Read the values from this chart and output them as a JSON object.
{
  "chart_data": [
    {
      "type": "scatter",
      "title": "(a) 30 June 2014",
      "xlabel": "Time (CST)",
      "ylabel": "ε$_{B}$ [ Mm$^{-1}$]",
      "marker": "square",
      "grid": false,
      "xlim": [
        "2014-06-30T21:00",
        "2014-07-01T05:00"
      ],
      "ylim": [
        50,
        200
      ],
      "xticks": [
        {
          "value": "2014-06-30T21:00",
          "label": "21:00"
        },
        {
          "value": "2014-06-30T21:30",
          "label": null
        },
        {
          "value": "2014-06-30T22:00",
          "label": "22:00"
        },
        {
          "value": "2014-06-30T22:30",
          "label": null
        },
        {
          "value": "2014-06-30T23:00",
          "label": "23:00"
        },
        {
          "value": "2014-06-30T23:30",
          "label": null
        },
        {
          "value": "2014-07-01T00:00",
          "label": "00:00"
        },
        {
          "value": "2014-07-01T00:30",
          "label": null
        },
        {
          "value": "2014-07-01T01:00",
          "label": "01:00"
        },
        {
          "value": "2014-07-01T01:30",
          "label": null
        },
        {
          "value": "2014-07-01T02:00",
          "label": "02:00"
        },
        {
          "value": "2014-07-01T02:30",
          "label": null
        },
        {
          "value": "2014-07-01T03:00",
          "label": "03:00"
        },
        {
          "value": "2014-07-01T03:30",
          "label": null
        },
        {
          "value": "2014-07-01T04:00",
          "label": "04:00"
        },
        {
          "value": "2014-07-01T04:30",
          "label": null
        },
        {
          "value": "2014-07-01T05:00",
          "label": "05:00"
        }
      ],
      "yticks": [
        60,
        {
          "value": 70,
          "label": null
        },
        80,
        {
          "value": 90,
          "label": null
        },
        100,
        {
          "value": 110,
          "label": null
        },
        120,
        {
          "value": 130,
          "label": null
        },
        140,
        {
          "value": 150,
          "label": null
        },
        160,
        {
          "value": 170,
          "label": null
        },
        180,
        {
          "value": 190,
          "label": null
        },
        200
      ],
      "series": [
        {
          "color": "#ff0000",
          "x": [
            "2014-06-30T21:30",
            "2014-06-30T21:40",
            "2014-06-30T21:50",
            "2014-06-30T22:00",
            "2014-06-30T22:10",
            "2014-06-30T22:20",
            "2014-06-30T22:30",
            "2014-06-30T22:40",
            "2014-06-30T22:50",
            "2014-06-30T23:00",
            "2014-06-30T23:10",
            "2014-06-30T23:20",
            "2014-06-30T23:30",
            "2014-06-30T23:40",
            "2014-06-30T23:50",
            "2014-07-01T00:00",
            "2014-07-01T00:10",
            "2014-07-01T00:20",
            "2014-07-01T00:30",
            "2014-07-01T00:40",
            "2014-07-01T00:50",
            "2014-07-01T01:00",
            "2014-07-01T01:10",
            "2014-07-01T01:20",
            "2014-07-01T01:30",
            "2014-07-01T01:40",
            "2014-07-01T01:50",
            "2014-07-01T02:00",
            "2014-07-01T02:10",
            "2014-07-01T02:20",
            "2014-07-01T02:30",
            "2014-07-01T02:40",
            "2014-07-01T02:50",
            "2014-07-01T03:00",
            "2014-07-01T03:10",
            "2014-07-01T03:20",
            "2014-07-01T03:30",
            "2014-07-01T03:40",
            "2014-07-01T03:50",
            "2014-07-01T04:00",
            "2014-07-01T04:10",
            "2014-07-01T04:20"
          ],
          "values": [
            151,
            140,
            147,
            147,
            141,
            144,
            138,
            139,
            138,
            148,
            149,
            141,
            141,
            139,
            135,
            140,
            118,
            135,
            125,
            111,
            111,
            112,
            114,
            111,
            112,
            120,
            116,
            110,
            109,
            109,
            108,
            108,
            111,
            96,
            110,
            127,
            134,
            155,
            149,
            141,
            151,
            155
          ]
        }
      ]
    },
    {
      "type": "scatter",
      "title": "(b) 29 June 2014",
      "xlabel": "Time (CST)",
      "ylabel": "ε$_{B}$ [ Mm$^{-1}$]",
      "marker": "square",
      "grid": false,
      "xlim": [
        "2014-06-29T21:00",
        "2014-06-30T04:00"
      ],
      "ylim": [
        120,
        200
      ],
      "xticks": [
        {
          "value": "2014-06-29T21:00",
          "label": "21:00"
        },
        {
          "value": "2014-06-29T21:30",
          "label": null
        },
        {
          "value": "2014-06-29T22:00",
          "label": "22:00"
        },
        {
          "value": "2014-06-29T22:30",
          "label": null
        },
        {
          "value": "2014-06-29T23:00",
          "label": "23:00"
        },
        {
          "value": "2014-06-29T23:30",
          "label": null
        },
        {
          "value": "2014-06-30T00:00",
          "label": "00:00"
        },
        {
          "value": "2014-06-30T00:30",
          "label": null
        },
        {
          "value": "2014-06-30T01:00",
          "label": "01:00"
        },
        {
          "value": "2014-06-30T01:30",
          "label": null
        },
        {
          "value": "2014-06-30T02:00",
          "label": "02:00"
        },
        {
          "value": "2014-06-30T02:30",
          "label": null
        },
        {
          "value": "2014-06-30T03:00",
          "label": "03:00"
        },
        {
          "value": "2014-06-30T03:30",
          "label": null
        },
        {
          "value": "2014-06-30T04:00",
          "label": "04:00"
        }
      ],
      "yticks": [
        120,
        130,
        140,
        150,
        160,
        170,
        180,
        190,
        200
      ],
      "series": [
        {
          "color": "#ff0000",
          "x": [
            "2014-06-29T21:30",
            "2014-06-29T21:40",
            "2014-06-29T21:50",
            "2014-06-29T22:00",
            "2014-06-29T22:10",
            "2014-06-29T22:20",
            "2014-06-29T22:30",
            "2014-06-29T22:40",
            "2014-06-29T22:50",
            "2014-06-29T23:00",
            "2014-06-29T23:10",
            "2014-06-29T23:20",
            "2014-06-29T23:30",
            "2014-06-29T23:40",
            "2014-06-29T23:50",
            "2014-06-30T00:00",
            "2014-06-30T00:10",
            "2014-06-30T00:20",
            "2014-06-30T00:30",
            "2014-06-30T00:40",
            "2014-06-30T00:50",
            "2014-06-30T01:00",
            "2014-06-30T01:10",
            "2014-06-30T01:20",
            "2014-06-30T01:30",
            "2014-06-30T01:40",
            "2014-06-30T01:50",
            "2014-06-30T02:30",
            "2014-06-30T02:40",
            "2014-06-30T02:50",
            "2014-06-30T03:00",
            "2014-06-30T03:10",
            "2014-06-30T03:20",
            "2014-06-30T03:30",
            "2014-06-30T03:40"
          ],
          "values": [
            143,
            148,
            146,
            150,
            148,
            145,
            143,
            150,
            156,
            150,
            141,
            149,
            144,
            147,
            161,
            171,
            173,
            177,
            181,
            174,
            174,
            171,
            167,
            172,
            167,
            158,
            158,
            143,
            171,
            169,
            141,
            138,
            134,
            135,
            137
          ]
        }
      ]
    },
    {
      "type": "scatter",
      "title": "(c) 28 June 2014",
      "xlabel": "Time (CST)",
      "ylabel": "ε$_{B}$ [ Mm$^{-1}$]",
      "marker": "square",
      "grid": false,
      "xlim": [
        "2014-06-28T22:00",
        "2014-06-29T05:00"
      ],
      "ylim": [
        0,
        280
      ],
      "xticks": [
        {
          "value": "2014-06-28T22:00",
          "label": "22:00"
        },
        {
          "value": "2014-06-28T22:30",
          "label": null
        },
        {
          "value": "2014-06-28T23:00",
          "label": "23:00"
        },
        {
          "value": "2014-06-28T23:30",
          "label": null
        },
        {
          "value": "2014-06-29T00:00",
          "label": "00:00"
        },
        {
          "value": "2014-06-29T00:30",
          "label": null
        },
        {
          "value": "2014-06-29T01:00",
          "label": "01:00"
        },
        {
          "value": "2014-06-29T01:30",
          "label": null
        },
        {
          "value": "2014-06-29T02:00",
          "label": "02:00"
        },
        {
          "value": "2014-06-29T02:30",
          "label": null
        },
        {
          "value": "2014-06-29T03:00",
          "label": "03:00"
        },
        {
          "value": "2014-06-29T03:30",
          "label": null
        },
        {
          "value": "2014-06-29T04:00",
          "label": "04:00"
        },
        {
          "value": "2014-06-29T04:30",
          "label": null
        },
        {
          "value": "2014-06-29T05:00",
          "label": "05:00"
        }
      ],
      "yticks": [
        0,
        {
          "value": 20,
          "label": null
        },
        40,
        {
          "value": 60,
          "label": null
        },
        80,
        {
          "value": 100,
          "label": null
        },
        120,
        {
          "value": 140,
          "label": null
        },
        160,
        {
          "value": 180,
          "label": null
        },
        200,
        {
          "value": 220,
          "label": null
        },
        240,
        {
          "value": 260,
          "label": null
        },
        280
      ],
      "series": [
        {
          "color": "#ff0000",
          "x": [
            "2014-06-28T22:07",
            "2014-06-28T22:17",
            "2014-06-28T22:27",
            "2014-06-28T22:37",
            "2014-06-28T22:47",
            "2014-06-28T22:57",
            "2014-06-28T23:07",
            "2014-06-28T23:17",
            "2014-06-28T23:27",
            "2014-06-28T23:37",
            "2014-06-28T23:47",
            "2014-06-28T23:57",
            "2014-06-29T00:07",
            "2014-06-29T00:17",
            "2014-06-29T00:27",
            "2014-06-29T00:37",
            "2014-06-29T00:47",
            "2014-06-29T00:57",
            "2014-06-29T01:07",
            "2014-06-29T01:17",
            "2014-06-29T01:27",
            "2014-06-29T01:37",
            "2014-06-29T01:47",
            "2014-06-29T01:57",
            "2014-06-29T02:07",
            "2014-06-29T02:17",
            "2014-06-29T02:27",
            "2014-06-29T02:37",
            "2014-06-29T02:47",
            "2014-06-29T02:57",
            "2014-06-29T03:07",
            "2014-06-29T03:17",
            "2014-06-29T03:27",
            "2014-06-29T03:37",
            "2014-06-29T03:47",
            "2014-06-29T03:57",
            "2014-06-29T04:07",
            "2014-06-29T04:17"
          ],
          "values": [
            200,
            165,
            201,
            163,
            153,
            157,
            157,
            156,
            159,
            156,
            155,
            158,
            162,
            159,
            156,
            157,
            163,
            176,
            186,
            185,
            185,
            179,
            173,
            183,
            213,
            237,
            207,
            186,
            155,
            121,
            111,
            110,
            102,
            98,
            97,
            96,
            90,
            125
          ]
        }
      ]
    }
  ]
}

## Exercise prompt
Copy each line above where the string "June" occurs.

## The reply
      "title": "(a) 30 June 2014",
      "title": "(b) 29 June 2014",
      "title": "(c) 28 June 2014",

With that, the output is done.